**Instructions to follow:** Your task is to count the lines of the entries below that include the word "bättre" and to give only the resulting number.

[Data items]
+--

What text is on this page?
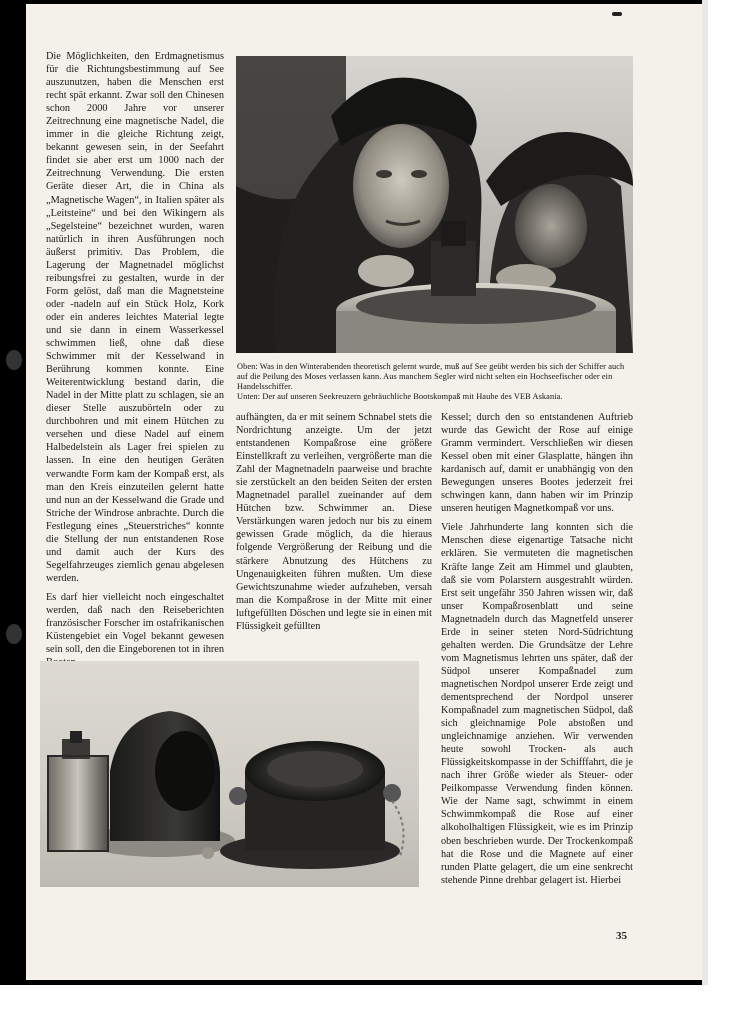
Oben: Was in den Winterabenden theoretisch gelernt wurde, muß auf See geübt werden bis sich der Schiffer auch auf die Peilung des Moses verlassen kann. Aus manchem Segler wird nicht selten ein Hochseefischer oder ein Handelsschiffer.
Unten: Der auf unseren Seekreuzern gebräuchliche Bootskompaß mit Haube des VEB Askania.

Die Möglichkeiten, den Erdmagnetismus für die Richtungsbestimmung auf See auszunutzen, haben die Menschen erst recht spät erkannt. Zwar soll den Chinesen schon 2000 Jahre vor unserer Zeitrechnung eine magnetische Nadel, die immer in die gleiche Richtung zeigt, bekannt gewesen sein, in der Seefahrt findet sie aber erst um 1000 nach der Zeitrechnung Verwendung. Die ersten Geräte dieser Art, die in China als „Magnetische Wagen“, in Italien später als „Leitsteine“ und bei den Wikingern als „Segelsteine“ bezeichnet wurden, waren natürlich in ihren Ausführungen noch äußerst primitiv. Das Problem, die Lagerung der Magnetnadel möglichst reibungsfrei zu gestalten, wurde in der Form gelöst, daß man die Magnetsteine oder -nadeln auf ein Stück Holz, Kork oder ein anderes leichtes Material legte und sie dann in einem Wasserkessel schwimmen ließ, ohne daß diese Schwimmer mit der Kesselwand in Berührung kommen konnte. Eine Weiterentwicklung bestand darin, die Nadel in der Mitte platt zu schlagen, sie an dieser Stelle auszubörteln oder zu durchbohren und mit einem Hütchen zu versehen und diese Nadel auf einem Halbedelstein als Lager frei spielen zu lassen. In eine den heutigen Geräten verwandte Form kam der Kompaß erst, als man den Kreis einzuteilen gelernt hatte und nun an der Kesselwand die Grade und Striche der Windrose anbrachte. Durch die Festlegung eines „Steuerstriches“ konnte die Stellung der nun entstandenen Rose und damit auch der Kurs des Segelfahrzeuges ziemlich genau abgelesen werden.

Es darf hier vielleicht noch eingeschaltet werden, daß nach den Reiseberichten französischer Forscher im ostafrikanischen Küstengebiet ein Vogel bekannt gewesen sein soll, den die Eingeborenen tot in ihren

aufhängten, da er mit seinem Schnabel stets die Nordrichtung anzeigte. Um der jetzt entstandenen Kompaßrose eine größere Einstellkraft zu verleihen, vergrößerte man die Zahl der Magnetnadeln paarweise und brachte sie zerstückelt an den beiden Seiten der ersten Magnetnadel parallel zueinander auf dem Hütchen bzw. Schwimmer an. Diese Verstärkungen waren jedoch nur bis zu einem gewissen Grade möglich, da die hieraus folgende Vergrößerung der Reibung und die stärkere Abnutzung des Hütchens zu Ungenauigkeiten führen mußten. Um diese Gewichtszunahme wieder aufzuheben, versah man die Kompaßrose in der Mitte mit einer luftgefüllten Döschen und legte sie in einen mit Flüssigkeit gefüllten

Kessel; durch den so entstandenen Auftrieb wurde das Gewicht der Rose auf einige Gramm vermindert. Verschließen wir diesen Kessel oben mit einer Glasplatte, hängen ihn kardanisch auf, damit er unabhängig von den Bewegungen unseres Bootes jederzeit frei schwingen kann, dann haben wir im Prinzip unseren heutigen Magnetkompaß vor uns.

Viele Jahrhunderte lang konnten sich die Menschen diese eigenartige Tatsache nicht erklären. Sie vermuteten die magnetischen Kräfte lange Zeit am Himmel und glaubten, daß sie vom Polarstern ausgestrahlt würden. Erst seit ungefähr 350 Jahren wissen wir, daß unser Kompaßrosenblatt und seine Magnetnadeln durch das Magnetfeld unserer Erde in seiner steten Nord-Südrichtung gehalten werden. Die Grundsätze der Lehre vom Magnetismus lehrten uns später, daß der Südpol unserer Kompaßnadel zum magnetischen Nordpol unserer Erde zeigt und dementsprechend der Nordpol unserer Kompaßnadel zum magnetischen Südpol, daß sich gleichnamige Pole abstoßen und ungleichnamige anziehen. Wir verwenden heute sowohl Trocken- als auch Flüssigkeitskompasse in der Schifffahrt, die je nach ihrer Größe wieder als Steuer- oder Peilkompasse Verwendung finden können. Wie der Name sagt, schwimmt in einem Schwimmkompaß die Rose auf einer alkoholhaltigen Flüssigkeit, wie es im Prinzip oben beschrieben wurde. Der Trockenkompaß hat die Rose und die Magnete auf einer runden Platte gelagert, die um eine senkrecht stehende Pinne drehbar gelagert ist. Hierbei

35
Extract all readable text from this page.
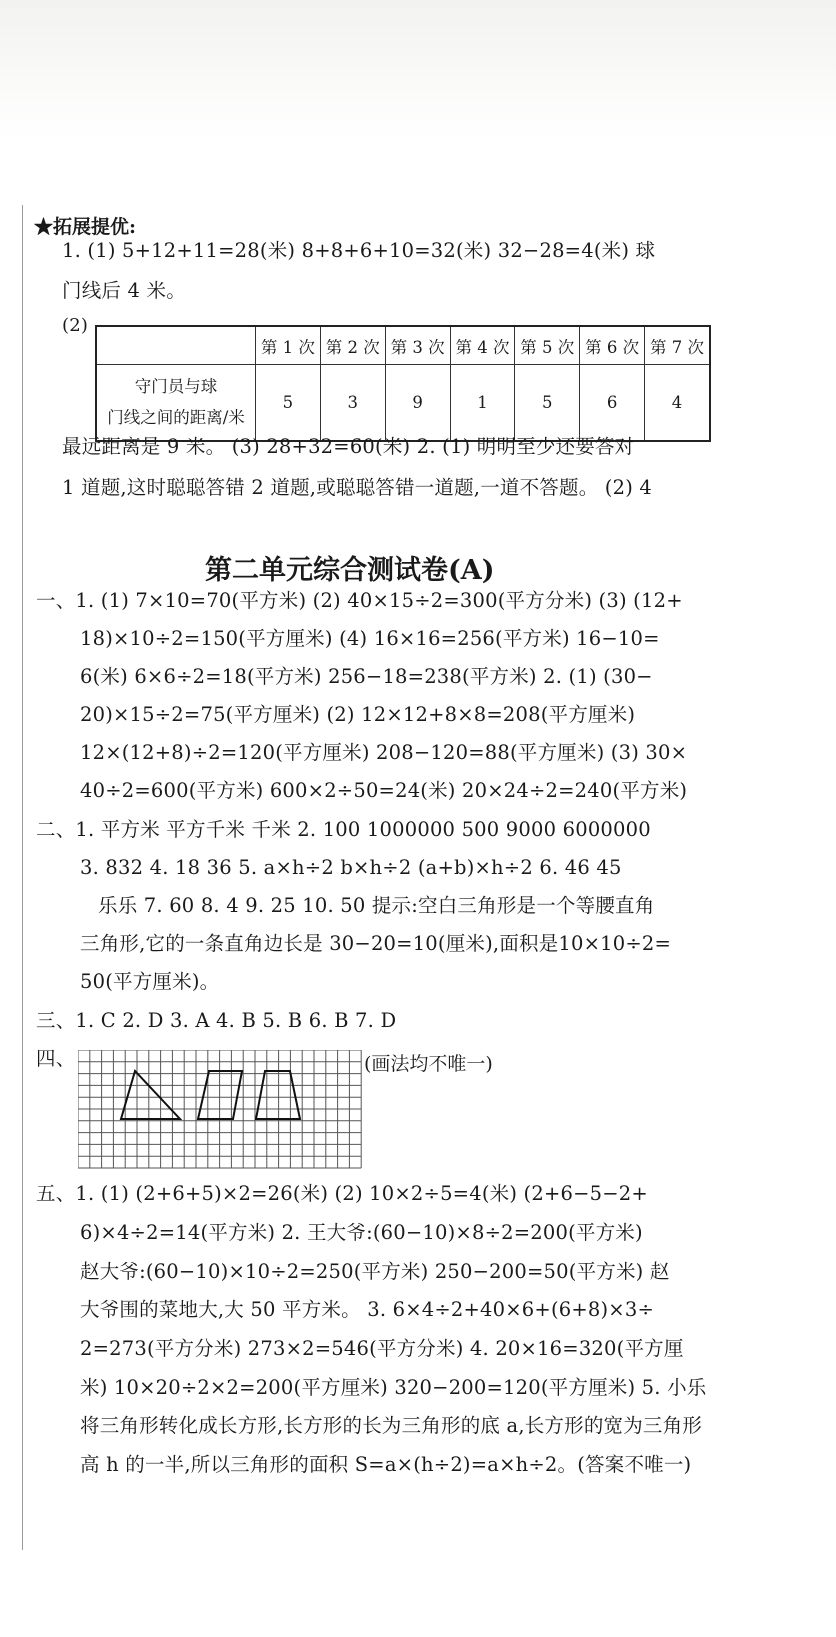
★拓展提优:
1. (1) 5+12+11=28(米) 8+8+6+10=32(米) 32−28=4(米) 球
门线后 4 米。
(2)
	第 1 次	第 2 次	第 3 次	第 4 次	第 5 次	第 6 次	第 7 次

守门员与球
门线之间的距离/米	5	3	9	1	5	6	4
最远距离是 9 米。 (3) 28+32=60(米) 2. (1) 明明至少还要答对
1 道题,这时聪聪答错 2 道题,或聪聪答错一道题,一道不答题。 (2) 4
第二单元综合测试卷(A)
一、1. (1) 7×10=70(平方米) (2) 40×15÷2=300(平方分米) (3) (12+
18)×10÷2=150(平方厘米) (4) 16×16=256(平方米) 16−10=
6(米) 6×6÷2=18(平方米) 256−18=238(平方米) 2. (1) (30−
20)×15÷2=75(平方厘米) (2) 12×12+8×8=208(平方厘米)
12×(12+8)÷2=120(平方厘米) 208−120=88(平方厘米) (3) 30×
40÷2=600(平方米) 600×2÷50=24(米) 20×24÷2=240(平方米)
二、1. 平方米 平方千米 千米 2. 100 1000000 500 9000 6000000
3. 832 4. 18 36 5. a×h÷2 b×h÷2 (a+b)×h÷2 6. 46 45
乐乐 7. 60 8. 4 9. 25 10. 50 提示:空白三角形是一个等腰直角
三角形,它的一条直角边长是 30−20=10(厘米),面积是10×10÷2=
50(平方厘米)。
三、1. C 2. D 3. A 4. B 5. B 6. B 7. D
四、	(画法均不唯一)
五、1. (1) (2+6+5)×2=26(米) (2) 10×2÷5=4(米) (2+6−5−2+
6)×4÷2=14(平方米) 2. 王大爷:(60−10)×8÷2=200(平方米)
赵大爷:(60−10)×10÷2=250(平方米) 250−200=50(平方米) 赵
大爷围的菜地大,大 50 平方米。 3. 6×4÷2+40×6+(6+8)×3÷
2=273(平方分米) 273×2=546(平方分米) 4. 20×16=320(平方厘
米) 10×20÷2×2=200(平方厘米) 320−200=120(平方厘米) 5. 小乐
将三角形转化成长方形,长方形的长为三角形的底 a,长方形的宽为三角形
高 h 的一半,所以三角形的面积 S=a×(h÷2)=a×h÷2。(答案不唯一)
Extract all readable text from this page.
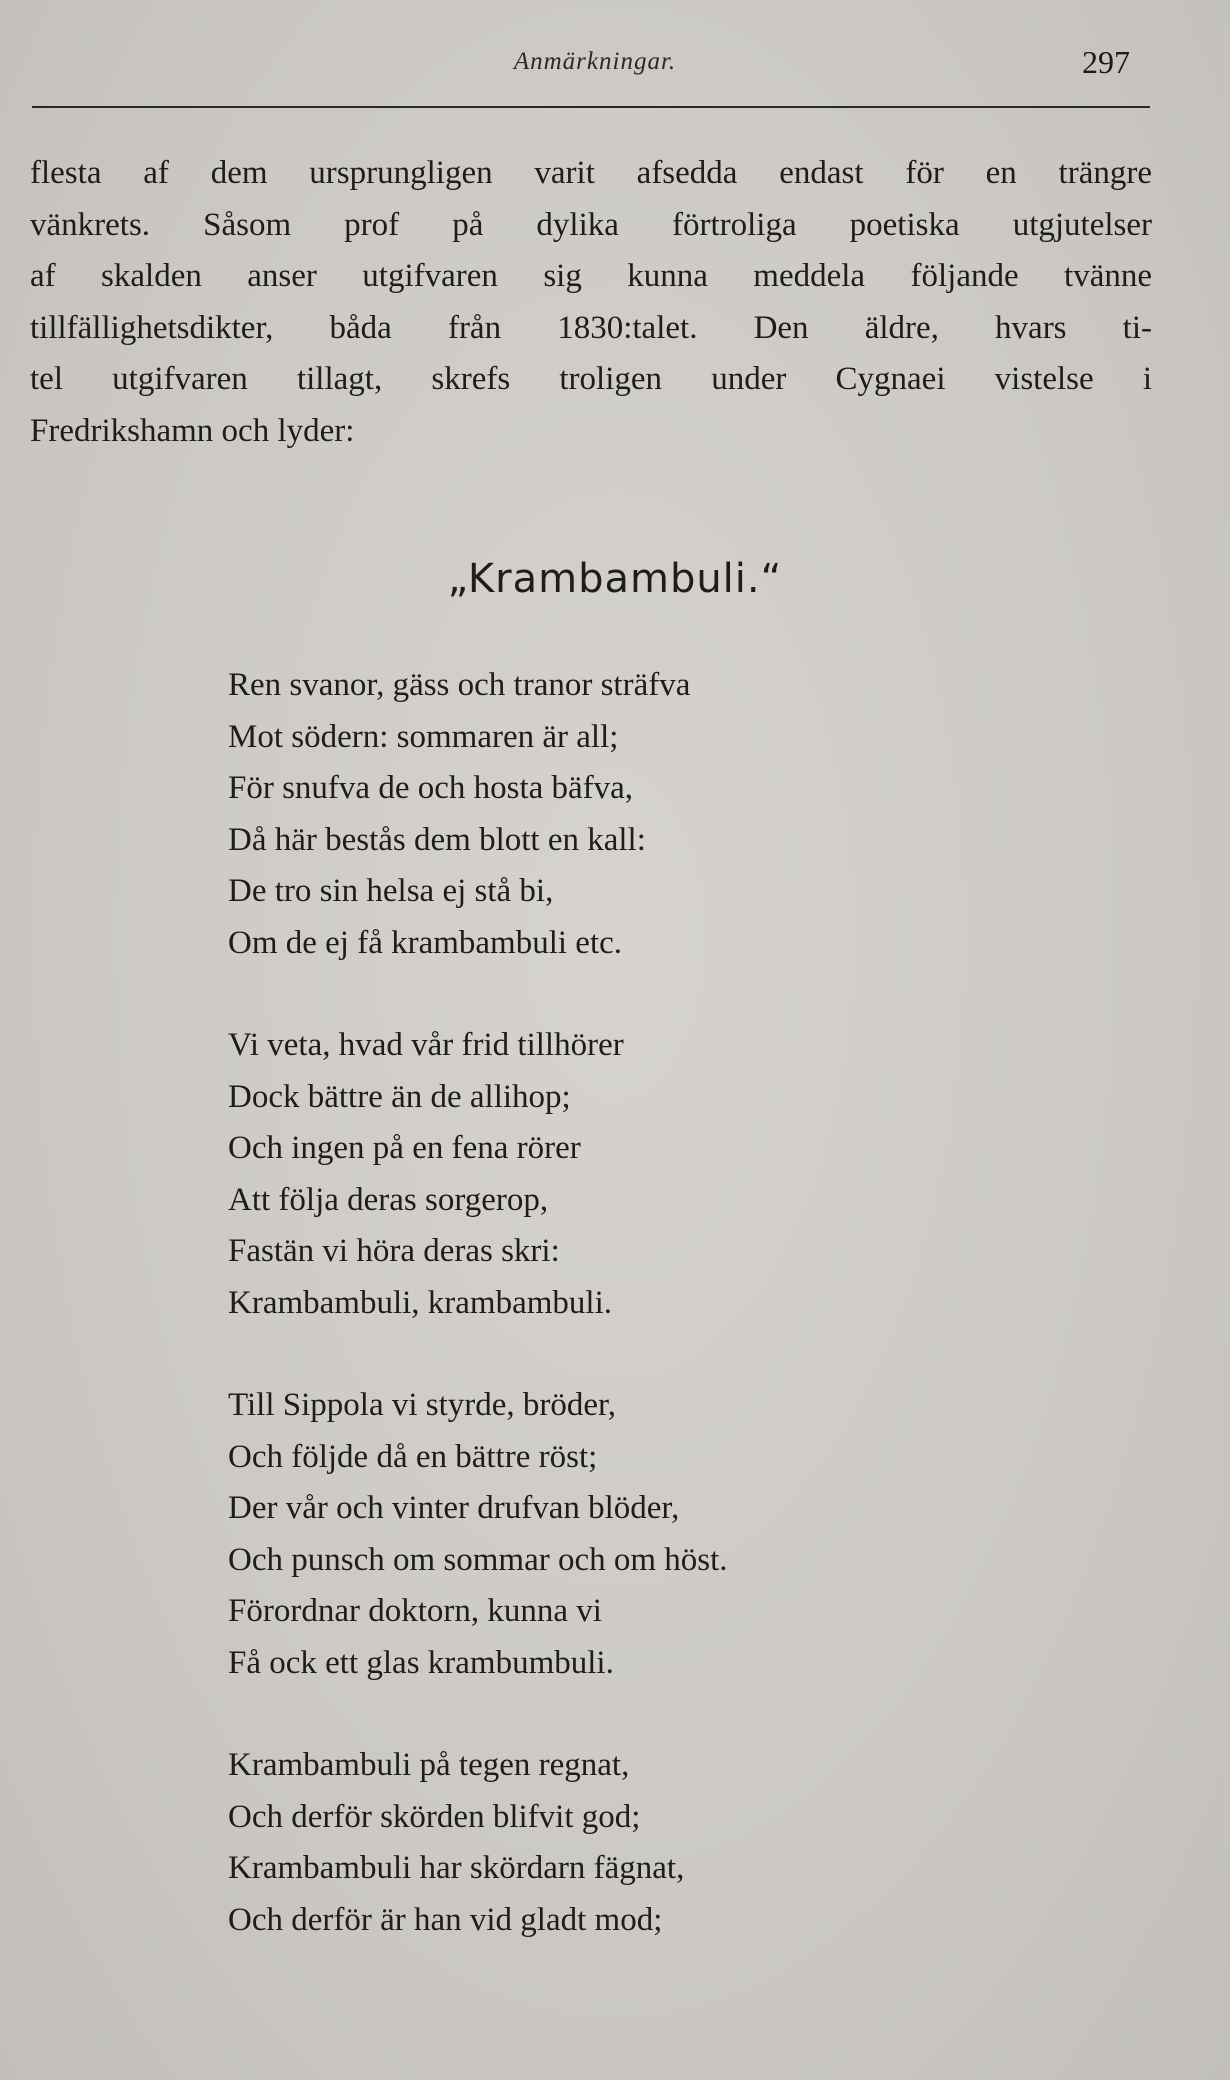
Anmärkningar.	297

flesta af dem ursprungligen varit afsedda endast för en trängre
vänkrets. Såsom prof på dylika förtroliga poetiska utgjutelser
af skalden anser utgifvaren sig kunna meddela följande tvänne
tillfällighetsdikter, båda från 1830:talet. Den äldre, hvars ti-
tel utgifvaren tillagt, skrefs troligen under Cygnaei vistelse i
Fredrikshamn och lyder:

„Krambambuli.“
Ren svanor, gäss och tranor sträfva
Mot södern: sommaren är all;
För snufva de och hosta bäfva,
Då här bestås dem blott en kall:
De tro sin helsa ej stå bi,
Om de ej få krambambuli etc.
Vi veta, hvad vår frid tillhörer
Dock bättre än de allihop;
Och ingen på en fena rörer
Att följa deras sorgerop,
Fastän vi höra deras skri:
Krambambuli, krambambuli.
Till Sippola vi styrde, bröder,
Och följde då en bättre röst;
Der vår och vinter drufvan blöder,
Och punsch om sommar och om höst.
Förordnar doktorn, kunna vi
Få ock ett glas krambumbuli.
Krambambuli på tegen regnat,
Och derför skörden blifvit god;
Krambambuli har skördarn fägnat,
Och derför är han vid gladt mod;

+--

**Answer to the exercise:** 2